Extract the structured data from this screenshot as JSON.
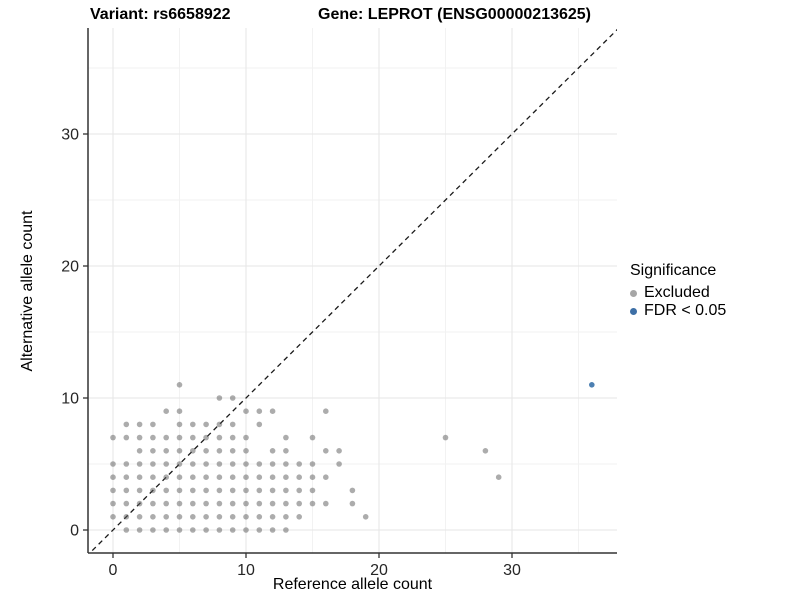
{
  "titles": {
    "variant": "Variant: rs6658922",
    "gene": "Gene: LEPROT (ENSG00000213625)"
  },
  "axes": {
    "x": {
      "label": "Reference allele count",
      "ticks": [
        0,
        10,
        20,
        30
      ],
      "minor_ticks": [
        5,
        15,
        25,
        35
      ]
    },
    "y": {
      "label": "Alternative allele count",
      "ticks": [
        0,
        10,
        20,
        30
      ],
      "minor_ticks": [
        5,
        15,
        25,
        35
      ]
    }
  },
  "legend": {
    "title": "Significance",
    "items": [
      {
        "label": "Excluded",
        "color": "#a6a6a6"
      },
      {
        "label": "FDR < 0.05",
        "color": "#3d6fa6"
      }
    ]
  },
  "chart_data": {
    "type": "scatter",
    "title": "Variant: rs6658922 | Gene: LEPROT (ENSG00000213625)",
    "xlabel": "Reference allele count",
    "ylabel": "Alternative allele count",
    "xlim": [
      -1.9,
      37.9
    ],
    "ylim": [
      -1.8,
      38.0
    ],
    "grid": "on",
    "legend_position": "right",
    "identity_line": {
      "show": true,
      "style": "dashed",
      "color": "#1a1a1a"
    },
    "series": [
      {
        "name": "Excluded",
        "color": "rgba(90,90,90,0.5)",
        "points": [
          [
            1,
            0
          ],
          [
            2,
            0
          ],
          [
            3,
            0
          ],
          [
            4,
            0
          ],
          [
            5,
            0
          ],
          [
            6,
            0
          ],
          [
            7,
            0
          ],
          [
            8,
            0
          ],
          [
            9,
            0
          ],
          [
            10,
            0
          ],
          [
            11,
            0
          ],
          [
            12,
            0
          ],
          [
            13,
            0
          ],
          [
            0,
            1
          ],
          [
            1,
            1
          ],
          [
            2,
            1
          ],
          [
            3,
            1
          ],
          [
            4,
            1
          ],
          [
            5,
            1
          ],
          [
            6,
            1
          ],
          [
            7,
            1
          ],
          [
            8,
            1
          ],
          [
            9,
            1
          ],
          [
            10,
            1
          ],
          [
            11,
            1
          ],
          [
            12,
            1
          ],
          [
            13,
            1
          ],
          [
            14,
            1
          ],
          [
            19,
            1
          ],
          [
            0,
            2
          ],
          [
            1,
            2
          ],
          [
            2,
            2
          ],
          [
            3,
            2
          ],
          [
            4,
            2
          ],
          [
            5,
            2
          ],
          [
            6,
            2
          ],
          [
            7,
            2
          ],
          [
            8,
            2
          ],
          [
            9,
            2
          ],
          [
            10,
            2
          ],
          [
            11,
            2
          ],
          [
            12,
            2
          ],
          [
            13,
            2
          ],
          [
            14,
            2
          ],
          [
            15,
            2
          ],
          [
            16,
            2
          ],
          [
            18,
            2
          ],
          [
            0,
            3
          ],
          [
            1,
            3
          ],
          [
            2,
            3
          ],
          [
            3,
            3
          ],
          [
            4,
            3
          ],
          [
            5,
            3
          ],
          [
            6,
            3
          ],
          [
            7,
            3
          ],
          [
            8,
            3
          ],
          [
            9,
            3
          ],
          [
            10,
            3
          ],
          [
            11,
            3
          ],
          [
            12,
            3
          ],
          [
            13,
            3
          ],
          [
            14,
            3
          ],
          [
            15,
            3
          ],
          [
            18,
            3
          ],
          [
            0,
            4
          ],
          [
            1,
            4
          ],
          [
            2,
            4
          ],
          [
            3,
            4
          ],
          [
            4,
            4
          ],
          [
            5,
            4
          ],
          [
            6,
            4
          ],
          [
            7,
            4
          ],
          [
            8,
            4
          ],
          [
            9,
            4
          ],
          [
            10,
            4
          ],
          [
            11,
            4
          ],
          [
            12,
            4
          ],
          [
            13,
            4
          ],
          [
            14,
            4
          ],
          [
            15,
            4
          ],
          [
            16,
            4
          ],
          [
            29,
            4
          ],
          [
            0,
            5
          ],
          [
            1,
            5
          ],
          [
            2,
            5
          ],
          [
            3,
            5
          ],
          [
            4,
            5
          ],
          [
            5,
            5
          ],
          [
            6,
            5
          ],
          [
            7,
            5
          ],
          [
            8,
            5
          ],
          [
            9,
            5
          ],
          [
            10,
            5
          ],
          [
            11,
            5
          ],
          [
            12,
            5
          ],
          [
            13,
            5
          ],
          [
            14,
            5
          ],
          [
            15,
            5
          ],
          [
            17,
            5
          ],
          [
            2,
            6
          ],
          [
            3,
            6
          ],
          [
            4,
            6
          ],
          [
            5,
            6
          ],
          [
            6,
            6
          ],
          [
            7,
            6
          ],
          [
            8,
            6
          ],
          [
            9,
            6
          ],
          [
            10,
            6
          ],
          [
            12,
            6
          ],
          [
            13,
            6
          ],
          [
            16,
            6
          ],
          [
            17,
            6
          ],
          [
            28,
            6
          ],
          [
            0,
            7
          ],
          [
            1,
            7
          ],
          [
            2,
            7
          ],
          [
            3,
            7
          ],
          [
            4,
            7
          ],
          [
            5,
            7
          ],
          [
            6,
            7
          ],
          [
            7,
            7
          ],
          [
            8,
            7
          ],
          [
            9,
            7
          ],
          [
            10,
            7
          ],
          [
            13,
            7
          ],
          [
            15,
            7
          ],
          [
            25,
            7
          ],
          [
            1,
            8
          ],
          [
            2,
            8
          ],
          [
            3,
            8
          ],
          [
            5,
            8
          ],
          [
            6,
            8
          ],
          [
            7,
            8
          ],
          [
            8,
            8
          ],
          [
            9,
            8
          ],
          [
            11,
            8
          ],
          [
            4,
            9
          ],
          [
            5,
            9
          ],
          [
            10,
            9
          ],
          [
            11,
            9
          ],
          [
            12,
            9
          ],
          [
            16,
            9
          ],
          [
            8,
            10
          ],
          [
            9,
            10
          ],
          [
            5,
            11
          ]
        ]
      },
      {
        "name": "FDR < 0.05",
        "color": "#4c80b2",
        "points": [
          [
            36,
            11
          ]
        ]
      }
    ]
  }
}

::::::::::

*Problem to work on*: Find how many lines of the entries contain "Alternative". Respond with the number only.

*Answer to this problem*: 2